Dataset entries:

###

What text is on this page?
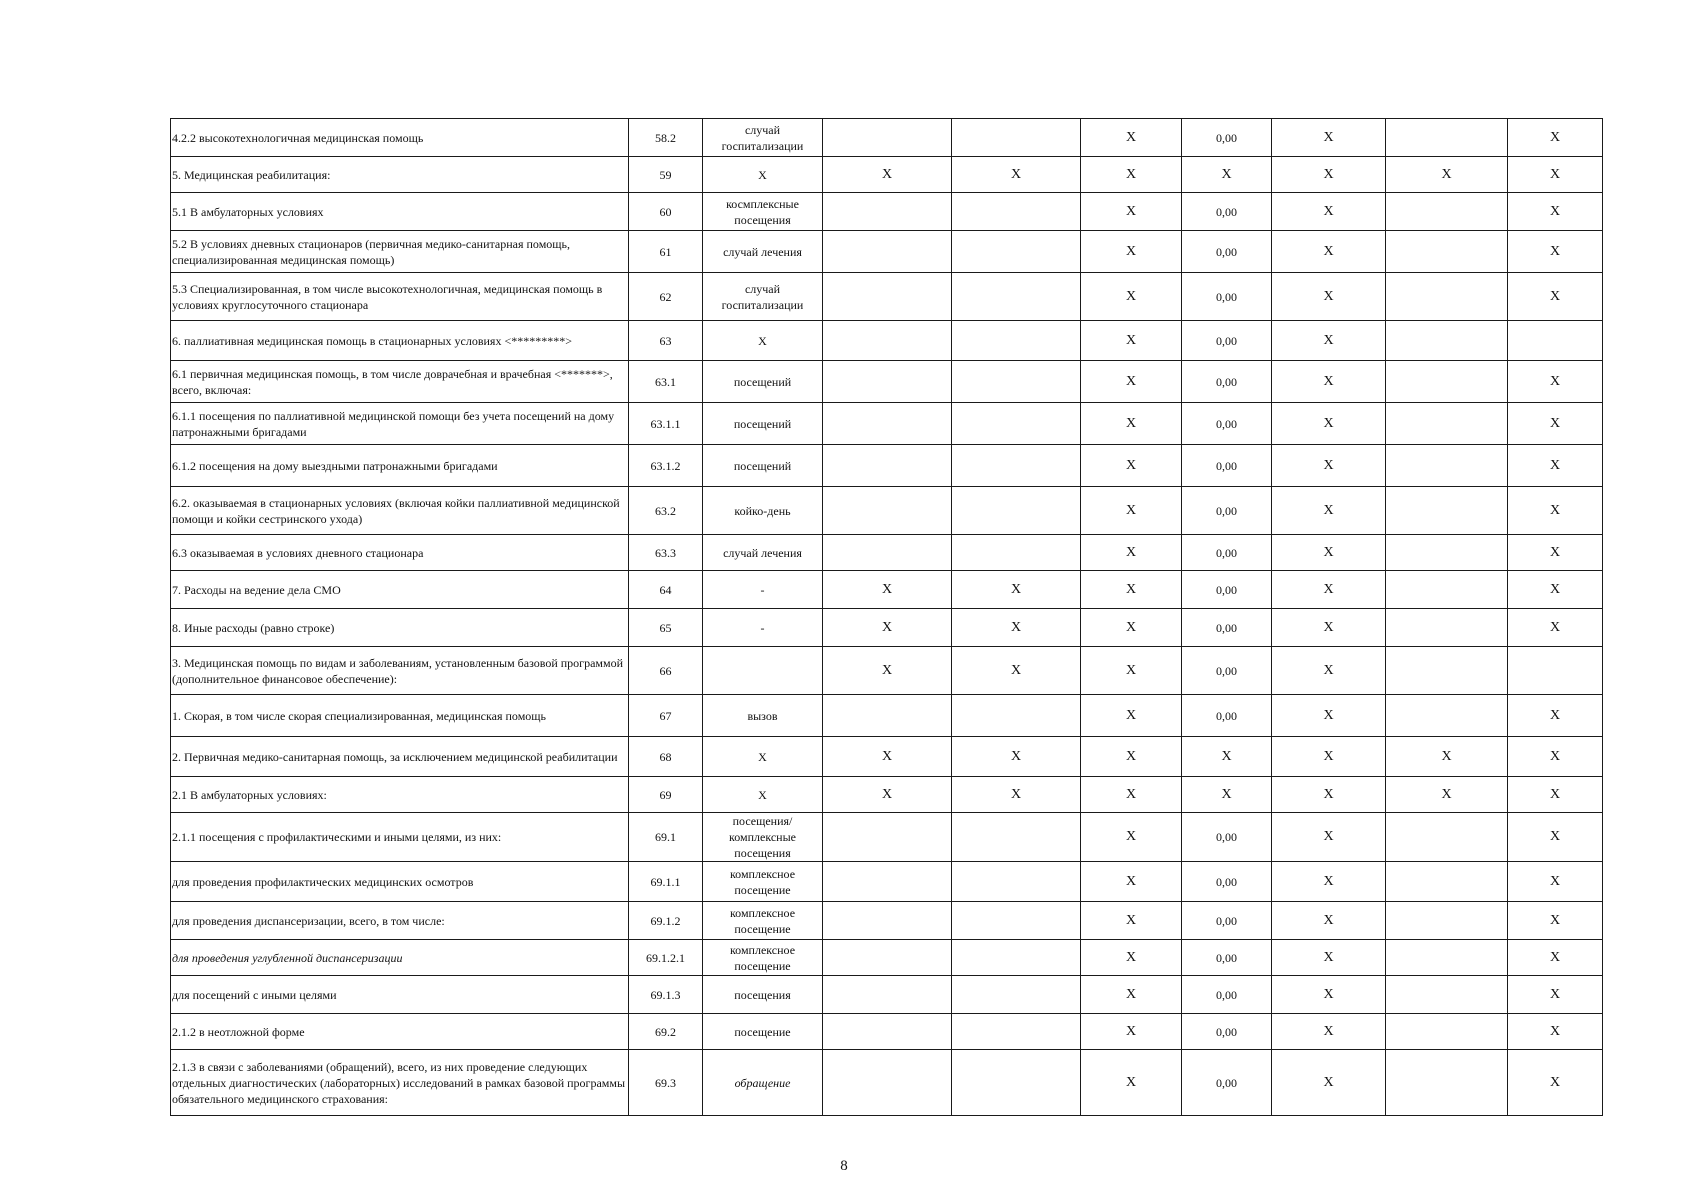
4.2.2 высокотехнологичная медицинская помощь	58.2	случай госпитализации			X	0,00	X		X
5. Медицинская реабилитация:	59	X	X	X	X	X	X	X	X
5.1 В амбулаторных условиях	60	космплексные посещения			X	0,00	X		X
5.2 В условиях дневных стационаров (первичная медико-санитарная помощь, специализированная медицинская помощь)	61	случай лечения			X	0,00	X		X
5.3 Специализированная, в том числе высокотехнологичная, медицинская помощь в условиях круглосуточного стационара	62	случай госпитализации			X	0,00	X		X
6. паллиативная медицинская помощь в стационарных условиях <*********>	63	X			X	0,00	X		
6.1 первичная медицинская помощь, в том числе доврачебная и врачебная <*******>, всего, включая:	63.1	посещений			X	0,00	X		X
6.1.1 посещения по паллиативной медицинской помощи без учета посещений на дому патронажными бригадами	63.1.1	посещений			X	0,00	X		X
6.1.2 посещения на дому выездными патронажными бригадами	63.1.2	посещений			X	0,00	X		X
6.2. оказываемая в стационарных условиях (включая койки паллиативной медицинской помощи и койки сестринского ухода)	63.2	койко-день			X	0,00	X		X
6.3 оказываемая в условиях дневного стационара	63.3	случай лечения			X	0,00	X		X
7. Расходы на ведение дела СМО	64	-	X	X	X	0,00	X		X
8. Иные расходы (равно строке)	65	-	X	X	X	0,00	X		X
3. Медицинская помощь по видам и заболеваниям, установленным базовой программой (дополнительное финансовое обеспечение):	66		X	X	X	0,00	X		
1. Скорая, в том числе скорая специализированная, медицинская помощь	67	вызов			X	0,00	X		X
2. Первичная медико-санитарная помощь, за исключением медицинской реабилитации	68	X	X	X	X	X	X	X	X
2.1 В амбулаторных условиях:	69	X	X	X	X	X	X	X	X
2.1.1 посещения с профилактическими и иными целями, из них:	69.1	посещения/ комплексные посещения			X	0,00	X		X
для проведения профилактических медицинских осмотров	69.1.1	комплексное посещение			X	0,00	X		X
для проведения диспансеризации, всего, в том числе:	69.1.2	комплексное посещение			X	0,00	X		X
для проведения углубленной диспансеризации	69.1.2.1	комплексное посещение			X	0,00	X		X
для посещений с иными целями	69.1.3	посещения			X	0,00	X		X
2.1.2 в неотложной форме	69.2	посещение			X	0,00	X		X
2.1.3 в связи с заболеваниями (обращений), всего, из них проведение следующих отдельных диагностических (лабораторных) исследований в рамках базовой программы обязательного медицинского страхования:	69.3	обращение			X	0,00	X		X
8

###

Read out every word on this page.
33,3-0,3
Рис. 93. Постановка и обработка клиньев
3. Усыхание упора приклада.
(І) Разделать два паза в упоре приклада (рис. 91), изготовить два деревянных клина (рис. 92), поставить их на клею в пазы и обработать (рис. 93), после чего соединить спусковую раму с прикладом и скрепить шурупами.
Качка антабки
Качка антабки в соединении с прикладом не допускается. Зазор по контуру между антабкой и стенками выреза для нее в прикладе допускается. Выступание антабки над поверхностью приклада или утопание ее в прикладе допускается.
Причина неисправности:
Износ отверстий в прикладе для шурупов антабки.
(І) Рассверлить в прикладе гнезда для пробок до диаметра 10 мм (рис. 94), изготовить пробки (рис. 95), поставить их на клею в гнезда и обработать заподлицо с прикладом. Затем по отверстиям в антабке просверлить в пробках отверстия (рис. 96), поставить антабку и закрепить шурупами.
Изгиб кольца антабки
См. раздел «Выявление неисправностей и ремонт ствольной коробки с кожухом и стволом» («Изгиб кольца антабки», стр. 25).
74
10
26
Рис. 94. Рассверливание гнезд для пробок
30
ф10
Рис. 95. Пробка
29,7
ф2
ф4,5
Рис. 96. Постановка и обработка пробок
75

###

--- THE PROBLEM ---
List every line from the entries above in which "лечения" appears.

--- WRITTEN ANSWER ---
5.2 В условиях дневных стационаров (первичная медико-санитарная помощь, специализированная медицинская помощь)	61	случай лечения			X	0,00	X		X
6.3 оказываемая в условиях дневного стационара	63.3	случай лечения			X	0,00	X		X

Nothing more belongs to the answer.